Requirement –
Answer with one number: the count of lines in the listing below that hold the word "Voltage".

Extracted information –
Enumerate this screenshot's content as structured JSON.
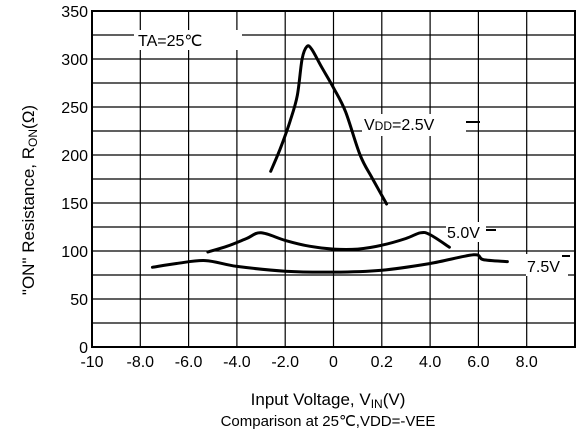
{
  "chart_data": {
    "type": "line",
    "title": "",
    "xlabel": "Input Voltage, VIN(V)",
    "xlabel_main": "Input Voltage, V",
    "xlabel_sub": "IN",
    "xlabel_tail": "(V)",
    "ylabel": "\"ON\" Resistance, RON(Ω)",
    "ylabel_main": "\"ON\" Resistance, R",
    "ylabel_sub": "ON",
    "ylabel_tail": "(Ω)",
    "caption": "Comparison at 25℃,VDD=-VEE",
    "xlim": [
      -10,
      10
    ],
    "ylim": [
      0,
      350
    ],
    "x_tick_labels": [
      "-10",
      "-8.0",
      "-6.0",
      "-4.0",
      "-2.0",
      "0",
      "0.2",
      "4.0",
      "6.0",
      "8.0"
    ],
    "y_tick_labels": [
      "0",
      "50",
      "100",
      "150",
      "200",
      "250",
      "300",
      "350"
    ],
    "grid": true,
    "annotations": {
      "ta": "TA=25℃",
      "vdd_prefix": "V",
      "vdd_sub": "DD",
      "vdd_value": "=2.5V",
      "v5": "5.0V",
      "v75": "7.5V"
    },
    "series": [
      {
        "label": "VDD=2.5V",
        "x": [
          -2.6,
          -2.2,
          -1.8,
          -1.5,
          -1.3,
          -1.1,
          -0.9,
          -0.5,
          0.0,
          0.5,
          1.1,
          1.6,
          2.2
        ],
        "y": [
          183,
          207,
          235,
          262,
          300,
          313,
          310,
          292,
          270,
          245,
          200,
          176,
          149
        ]
      },
      {
        "label": "5.0V",
        "x": [
          -5.2,
          -4.4,
          -3.6,
          -3.0,
          -2.0,
          -1.0,
          0.0,
          1.0,
          2.0,
          3.0,
          3.6,
          4.0,
          4.8
        ],
        "y": [
          99,
          105,
          113,
          119,
          111,
          105,
          102,
          102,
          106,
          113,
          119,
          117,
          104
        ]
      },
      {
        "label": "7.5V",
        "x": [
          -7.5,
          -6.5,
          -5.3,
          -4.0,
          -2.0,
          0.0,
          2.0,
          4.0,
          5.8,
          6.2,
          7.2
        ],
        "y": [
          83,
          87,
          90,
          84,
          79,
          78,
          80,
          87,
          96,
          91,
          89
        ]
      }
    ]
  }
}
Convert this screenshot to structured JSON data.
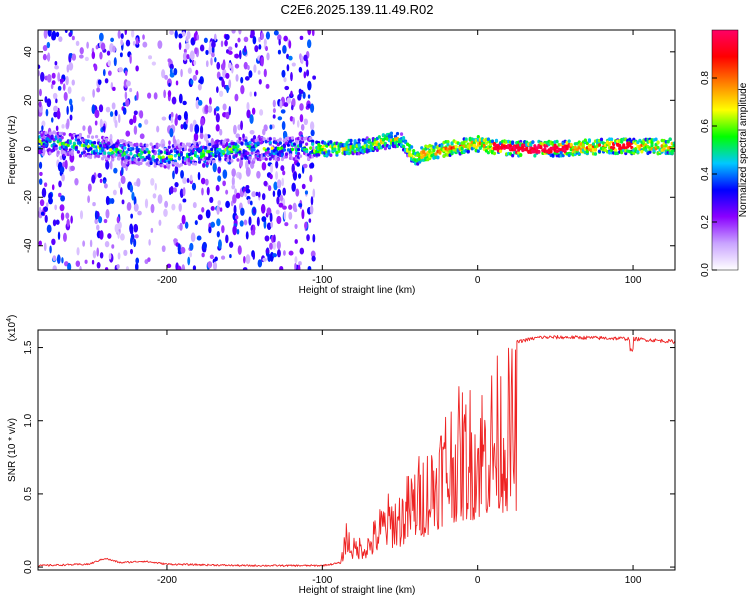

Response for this exercise –
2